▶ **Exercise objective**:
In the entries below, count every line containing "title". Reply with the number alone.

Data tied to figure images
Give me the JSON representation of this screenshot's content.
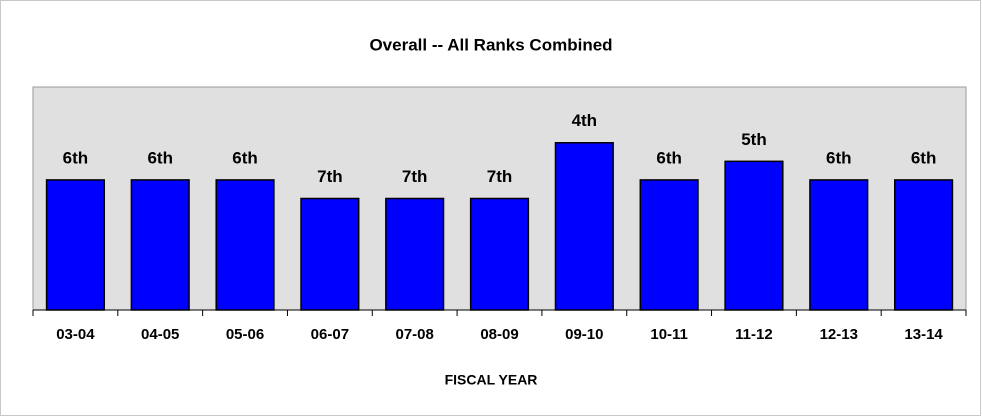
{
  "chart_data": {
    "type": "bar",
    "title": "Overall -- All Ranks Combined",
    "x_label": "FISCAL YEAR",
    "categories": [
      "03-04",
      "04-05",
      "05-06",
      "06-07",
      "07-08",
      "08-09",
      "09-10",
      "10-11",
      "11-12",
      "12-13",
      "13-14"
    ],
    "values": [
      6,
      6,
      6,
      7,
      7,
      7,
      4,
      6,
      5,
      6,
      6
    ],
    "value_labels": [
      "6th",
      "6th",
      "6th",
      "7th",
      "7th",
      "7th",
      "4th",
      "6th",
      "5th",
      "6th",
      "6th"
    ],
    "color": "#0000ff",
    "ylim": [
      13,
      1
    ]
  }
}
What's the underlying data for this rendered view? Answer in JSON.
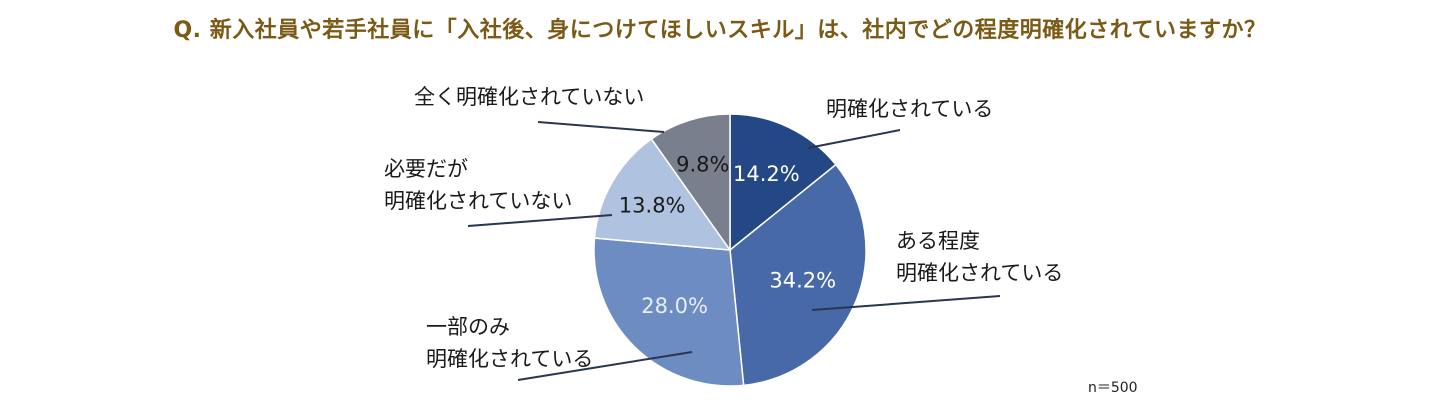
{
  "title": "Q. 新入社員や若手社員に「入社後、身につけてほしいスキル」は、社内でどの程度明確化されていますか？",
  "sample_size": "n＝500",
  "colors": {
    "title": "#7a5a14",
    "slice_1": "#244785",
    "slice_2": "#4869a8",
    "slice_3": "#6d8cc2",
    "slice_4": "#afc2e0",
    "slice_5": "#7a7f8e"
  },
  "chart_data": {
    "type": "pie",
    "title": "Q. 新入社員や若手社員に「入社後、身につけてほしいスキル」は、社内でどの程度明確化されていますか？",
    "start_angle_deg": 0,
    "direction": "clockwise",
    "slices": [
      {
        "label_lines": [
          "明確化されている"
        ],
        "value": 14.2,
        "value_label": "14.2%",
        "color": "#244785"
      },
      {
        "label_lines": [
          "ある程度",
          "明確化されている"
        ],
        "value": 34.2,
        "value_label": "34.2%",
        "color": "#4869a8"
      },
      {
        "label_lines": [
          "一部のみ",
          "明確化されている"
        ],
        "value": 28.0,
        "value_label": "28.0%",
        "color": "#6d8cc2"
      },
      {
        "label_lines": [
          "必要だが",
          "明確化されていない"
        ],
        "value": 13.8,
        "value_label": "13.8%",
        "color": "#afc2e0"
      },
      {
        "label_lines": [
          "全く明確化されていない"
        ],
        "value": 9.8,
        "value_label": "9.8%",
        "color": "#7a7f8e"
      }
    ]
  }
}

▶ **Exercise response**:
4